● TASK OBJECTIVE
Filter the records below and copy every line containing the word "weight".

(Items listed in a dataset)
───

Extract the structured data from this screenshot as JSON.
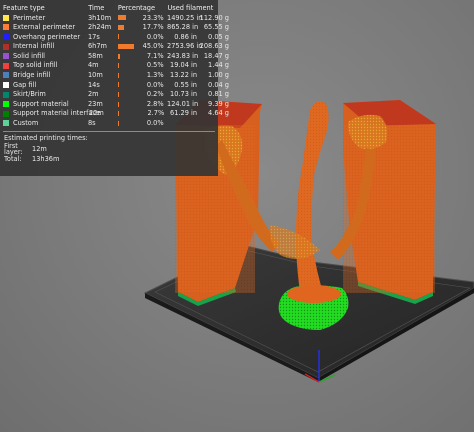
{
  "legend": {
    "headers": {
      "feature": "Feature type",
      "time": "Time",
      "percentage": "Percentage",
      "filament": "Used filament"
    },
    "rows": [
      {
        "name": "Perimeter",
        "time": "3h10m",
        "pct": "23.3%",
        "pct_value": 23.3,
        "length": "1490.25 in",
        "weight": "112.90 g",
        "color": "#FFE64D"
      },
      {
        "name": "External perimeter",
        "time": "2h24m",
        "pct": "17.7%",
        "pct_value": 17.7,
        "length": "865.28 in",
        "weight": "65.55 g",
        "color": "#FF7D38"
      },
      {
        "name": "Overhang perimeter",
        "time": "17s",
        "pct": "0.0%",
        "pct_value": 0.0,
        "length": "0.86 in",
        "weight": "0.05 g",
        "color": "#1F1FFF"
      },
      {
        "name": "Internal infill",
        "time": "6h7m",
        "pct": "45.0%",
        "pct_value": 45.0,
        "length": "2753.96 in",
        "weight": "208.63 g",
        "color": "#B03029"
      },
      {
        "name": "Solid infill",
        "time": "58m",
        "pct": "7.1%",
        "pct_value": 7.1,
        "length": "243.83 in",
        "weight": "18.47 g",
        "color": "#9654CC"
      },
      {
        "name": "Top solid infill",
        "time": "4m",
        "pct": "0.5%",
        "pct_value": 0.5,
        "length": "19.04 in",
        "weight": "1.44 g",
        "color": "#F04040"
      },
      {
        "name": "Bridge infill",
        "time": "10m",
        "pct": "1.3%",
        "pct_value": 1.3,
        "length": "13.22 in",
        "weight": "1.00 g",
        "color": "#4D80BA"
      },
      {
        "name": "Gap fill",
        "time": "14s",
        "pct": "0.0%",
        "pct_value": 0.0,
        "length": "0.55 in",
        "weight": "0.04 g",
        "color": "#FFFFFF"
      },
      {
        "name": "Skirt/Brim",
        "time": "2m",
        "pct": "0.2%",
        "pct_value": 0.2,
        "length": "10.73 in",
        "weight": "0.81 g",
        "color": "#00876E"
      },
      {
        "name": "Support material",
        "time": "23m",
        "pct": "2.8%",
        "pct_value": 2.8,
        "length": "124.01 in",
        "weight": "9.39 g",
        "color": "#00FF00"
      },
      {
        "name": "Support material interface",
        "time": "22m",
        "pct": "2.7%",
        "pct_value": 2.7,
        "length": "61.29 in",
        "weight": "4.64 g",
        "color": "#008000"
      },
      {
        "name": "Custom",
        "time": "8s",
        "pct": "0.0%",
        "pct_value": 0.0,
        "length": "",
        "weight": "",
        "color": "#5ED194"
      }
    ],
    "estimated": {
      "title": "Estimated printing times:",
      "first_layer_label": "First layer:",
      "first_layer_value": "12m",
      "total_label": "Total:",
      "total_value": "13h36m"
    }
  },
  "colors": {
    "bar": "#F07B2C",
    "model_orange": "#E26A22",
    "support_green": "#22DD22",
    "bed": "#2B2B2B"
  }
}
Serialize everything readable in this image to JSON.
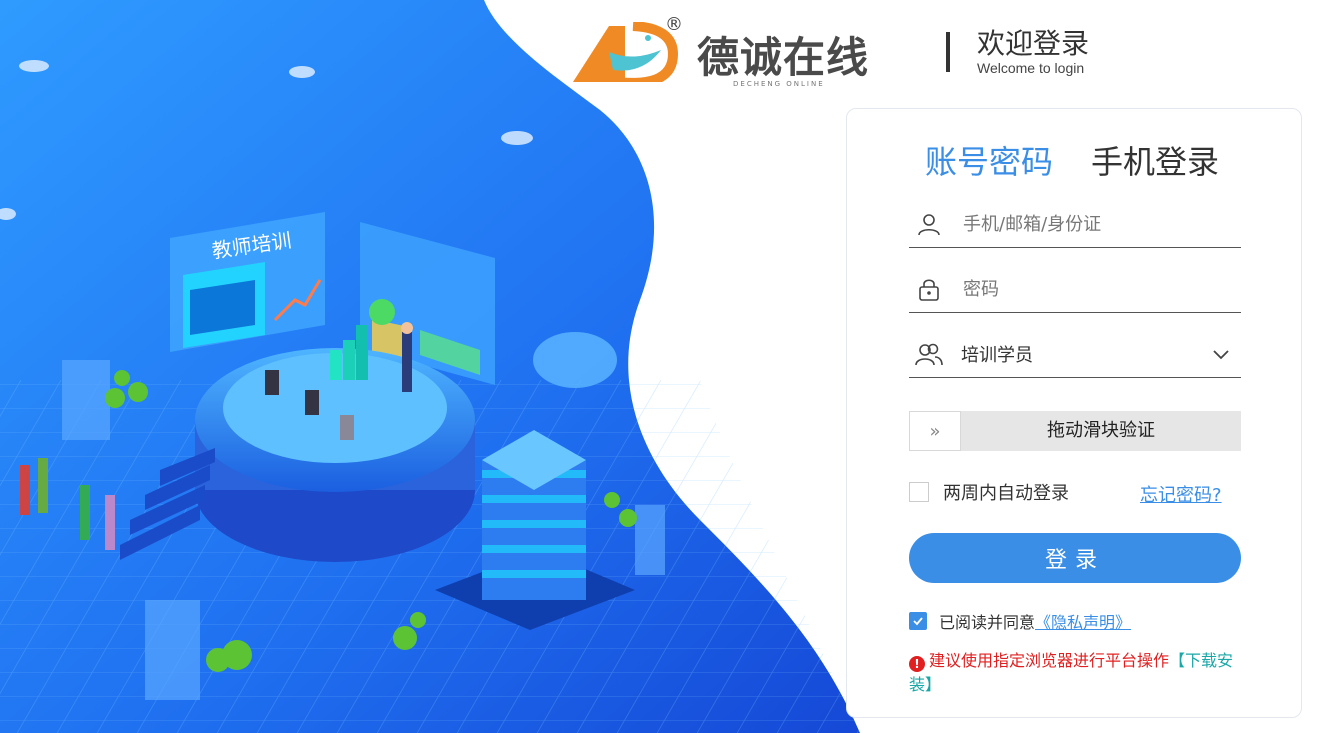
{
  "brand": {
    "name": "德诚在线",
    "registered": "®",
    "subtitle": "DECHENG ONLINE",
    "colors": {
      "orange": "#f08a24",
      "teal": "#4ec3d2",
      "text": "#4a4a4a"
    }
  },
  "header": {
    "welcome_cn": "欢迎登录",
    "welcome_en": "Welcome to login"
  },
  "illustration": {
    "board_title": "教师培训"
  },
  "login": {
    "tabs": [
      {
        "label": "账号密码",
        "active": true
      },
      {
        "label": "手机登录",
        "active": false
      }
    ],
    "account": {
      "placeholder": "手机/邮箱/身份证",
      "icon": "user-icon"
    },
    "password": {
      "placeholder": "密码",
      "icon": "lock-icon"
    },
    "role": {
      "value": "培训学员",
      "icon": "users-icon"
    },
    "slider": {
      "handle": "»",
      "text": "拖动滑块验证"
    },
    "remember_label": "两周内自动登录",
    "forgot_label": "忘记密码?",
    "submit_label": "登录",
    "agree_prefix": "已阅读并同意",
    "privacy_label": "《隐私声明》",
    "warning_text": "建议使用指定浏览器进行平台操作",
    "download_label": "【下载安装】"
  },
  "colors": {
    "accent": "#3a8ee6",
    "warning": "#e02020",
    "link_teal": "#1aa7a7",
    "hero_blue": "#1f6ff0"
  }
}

───

● FINISHED ANSWER
        "weight": "112.90 g",
        "weight": "65.55 g",
        "weight": "0.05 g",
        "weight": "208.63 g",
        "weight": "18.47 g",
        "weight": "1.44 g",
        "weight": "1.00 g",
        "weight": "0.04 g",
        "weight": "0.81 g",
        "weight": "9.39 g",
        "weight": "4.64 g",
        "weight": "",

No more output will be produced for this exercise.